Aim of the exercise:
Reproduce all entries precisely as they are written.

Records

|---|

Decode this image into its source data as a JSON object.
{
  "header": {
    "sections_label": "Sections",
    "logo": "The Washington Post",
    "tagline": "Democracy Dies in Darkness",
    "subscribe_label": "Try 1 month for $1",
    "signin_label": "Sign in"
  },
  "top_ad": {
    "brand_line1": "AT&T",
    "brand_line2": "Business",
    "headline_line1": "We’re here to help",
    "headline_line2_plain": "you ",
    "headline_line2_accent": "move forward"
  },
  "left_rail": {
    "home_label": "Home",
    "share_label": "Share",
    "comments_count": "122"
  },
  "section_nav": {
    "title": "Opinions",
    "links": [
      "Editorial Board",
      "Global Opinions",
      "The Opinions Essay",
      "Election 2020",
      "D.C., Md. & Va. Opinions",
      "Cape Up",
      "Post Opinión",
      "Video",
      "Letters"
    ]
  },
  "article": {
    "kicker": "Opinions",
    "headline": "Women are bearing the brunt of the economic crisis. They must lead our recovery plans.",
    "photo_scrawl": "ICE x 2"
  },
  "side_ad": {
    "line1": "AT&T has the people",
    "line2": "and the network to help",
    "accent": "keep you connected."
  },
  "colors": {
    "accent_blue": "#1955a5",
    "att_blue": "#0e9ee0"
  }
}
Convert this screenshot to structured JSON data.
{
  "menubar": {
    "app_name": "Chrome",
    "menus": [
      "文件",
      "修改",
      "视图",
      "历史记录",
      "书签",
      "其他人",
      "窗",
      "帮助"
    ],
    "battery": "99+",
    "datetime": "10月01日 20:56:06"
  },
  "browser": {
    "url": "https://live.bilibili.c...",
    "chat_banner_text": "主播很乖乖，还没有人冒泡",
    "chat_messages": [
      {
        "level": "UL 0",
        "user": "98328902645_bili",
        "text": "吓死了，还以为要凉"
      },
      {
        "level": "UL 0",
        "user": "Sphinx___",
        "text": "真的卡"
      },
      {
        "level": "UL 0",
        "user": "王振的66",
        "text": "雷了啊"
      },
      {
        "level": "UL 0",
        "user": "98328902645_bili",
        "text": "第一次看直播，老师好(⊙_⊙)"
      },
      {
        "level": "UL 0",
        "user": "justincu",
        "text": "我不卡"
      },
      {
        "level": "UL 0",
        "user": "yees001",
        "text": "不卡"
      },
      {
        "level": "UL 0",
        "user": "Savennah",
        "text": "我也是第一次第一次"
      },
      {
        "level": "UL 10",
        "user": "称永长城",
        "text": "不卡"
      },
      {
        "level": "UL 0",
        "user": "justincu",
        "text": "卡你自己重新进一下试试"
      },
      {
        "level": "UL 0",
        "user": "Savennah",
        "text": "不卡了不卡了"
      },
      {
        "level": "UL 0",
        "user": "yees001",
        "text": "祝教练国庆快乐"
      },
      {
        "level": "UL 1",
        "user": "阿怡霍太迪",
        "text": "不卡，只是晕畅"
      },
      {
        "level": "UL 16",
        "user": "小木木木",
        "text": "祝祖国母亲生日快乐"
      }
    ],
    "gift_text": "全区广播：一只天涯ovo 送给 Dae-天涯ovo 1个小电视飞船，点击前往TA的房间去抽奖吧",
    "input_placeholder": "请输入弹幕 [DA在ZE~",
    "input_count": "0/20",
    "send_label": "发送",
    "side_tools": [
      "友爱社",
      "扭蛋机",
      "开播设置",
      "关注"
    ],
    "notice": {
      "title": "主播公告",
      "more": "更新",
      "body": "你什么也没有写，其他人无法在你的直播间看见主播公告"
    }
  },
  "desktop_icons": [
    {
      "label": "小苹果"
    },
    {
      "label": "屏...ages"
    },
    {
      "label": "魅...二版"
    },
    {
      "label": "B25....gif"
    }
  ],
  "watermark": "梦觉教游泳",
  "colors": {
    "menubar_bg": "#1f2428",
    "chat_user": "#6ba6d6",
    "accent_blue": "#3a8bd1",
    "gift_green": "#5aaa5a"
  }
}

|---|

Result of this exercise:
Decode this image into its source data as a JSON object.
{
  "header": {
    "sections_label": "Sections",
    "logo": "The Washington Post",
    "tagline": "Democracy Dies in Darkness",
    "subscribe_label": "Try 1 month for $1",
    "signin_label": "Sign in"
  },
  "top_ad": {
    "brand_line1": "AT&T",
    "brand_line2": "Business",
    "headline_line1": "We’re here to help",
    "headline_line2_plain": "you ",
    "headline_line2_accent": "move forward"
  },
  "left_rail": {
    "home_label": "Home",
    "share_label": "Share",
    "comments_count": "122"
  },
  "section_nav": {
    "title": "Opinions",
    "links": [
      "Editorial Board",
      "Global Opinions",
      "The Opinions Essay",
      "Election 2020",
      "D.C., Md. & Va. Opinions",
      "Cape Up",
      "Post Opinión",
      "Video",
      "Letters"
    ]
  },
  "article": {
    "kicker": "Opinions",
    "headline": "Women are bearing the brunt of the economic crisis. They must lead our recovery plans.",
    "photo_scrawl": "ICE x 2"
  },
  "side_ad": {
    "line1": "AT&T has the people",
    "line2": "and the network to help",
    "accent": "keep you connected."
  },
  "colors": {
    "accent_blue": "#1955a5",
    "att_blue": "#0e9ee0"
  }
}
Convert this screenshot to structured JSON data.
{
  "menubar": {
    "app_name": "Chrome",
    "menus": [
      "文件",
      "修改",
      "视图",
      "历史记录",
      "书签",
      "其他人",
      "窗",
      "帮助"
    ],
    "battery": "99+",
    "datetime": "10月01日 20:56:06"
  },
  "browser": {
    "url": "https://live.bilibili.c...",
    "chat_banner_text": "主播很乖乖，还没有人冒泡",
    "chat_messages": [
      {
        "level": "UL 0",
        "user": "98328902645_bili",
        "text": "吓死了，还以为要凉"
      },
      {
        "level": "UL 0",
        "user": "Sphinx___",
        "text": "真的卡"
      },
      {
        "level": "UL 0",
        "user": "王振的66",
        "text": "雷了啊"
      },
      {
        "level": "UL 0",
        "user": "98328902645_bili",
        "text": "第一次看直播，老师好(⊙_⊙)"
      },
      {
        "level": "UL 0",
        "user": "justincu",
        "text": "我不卡"
      },
      {
        "level": "UL 0",
        "user": "yees001",
        "text": "不卡"
      },
      {
        "level": "UL 0",
        "user": "Savennah",
        "text": "我也是第一次第一次"
      },
      {
        "level": "UL 10",
        "user": "称永长城",
        "text": "不卡"
      },
      {
        "level": "UL 0",
        "user": "justincu",
        "text": "卡你自己重新进一下试试"
      },
      {
        "level": "UL 0",
        "user": "Savennah",
        "text": "不卡了不卡了"
      },
      {
        "level": "UL 0",
        "user": "yees001",
        "text": "祝教练国庆快乐"
      },
      {
        "level": "UL 1",
        "user": "阿怡霍太迪",
        "text": "不卡，只是晕畅"
      },
      {
        "level": "UL 16",
        "user": "小木木木",
        "text": "祝祖国母亲生日快乐"
      }
    ],
    "gift_text": "全区广播：一只天涯ovo 送给 Dae-天涯ovo 1个小电视飞船，点击前往TA的房间去抽奖吧",
    "input_placeholder": "请输入弹幕 [DA在ZE~",
    "input_count": "0/20",
    "send_label": "发送",
    "side_tools": [
      "友爱社",
      "扭蛋机",
      "开播设置",
      "关注"
    ],
    "notice": {
      "title": "主播公告",
      "more": "更新",
      "body": "你什么也没有写，其他人无法在你的直播间看见主播公告"
    }
  },
  "desktop_icons": [
    {
      "label": "小苹果"
    },
    {
      "label": "屏...ages"
    },
    {
      "label": "魅...二版"
    },
    {
      "label": "B25....gif"
    }
  ],
  "watermark": "梦觉教游泳",
  "colors": {
    "menubar_bg": "#1f2428",
    "chat_user": "#6ba6d6",
    "accent_blue": "#3a8bd1",
    "gift_green": "#5aaa5a"
  }
}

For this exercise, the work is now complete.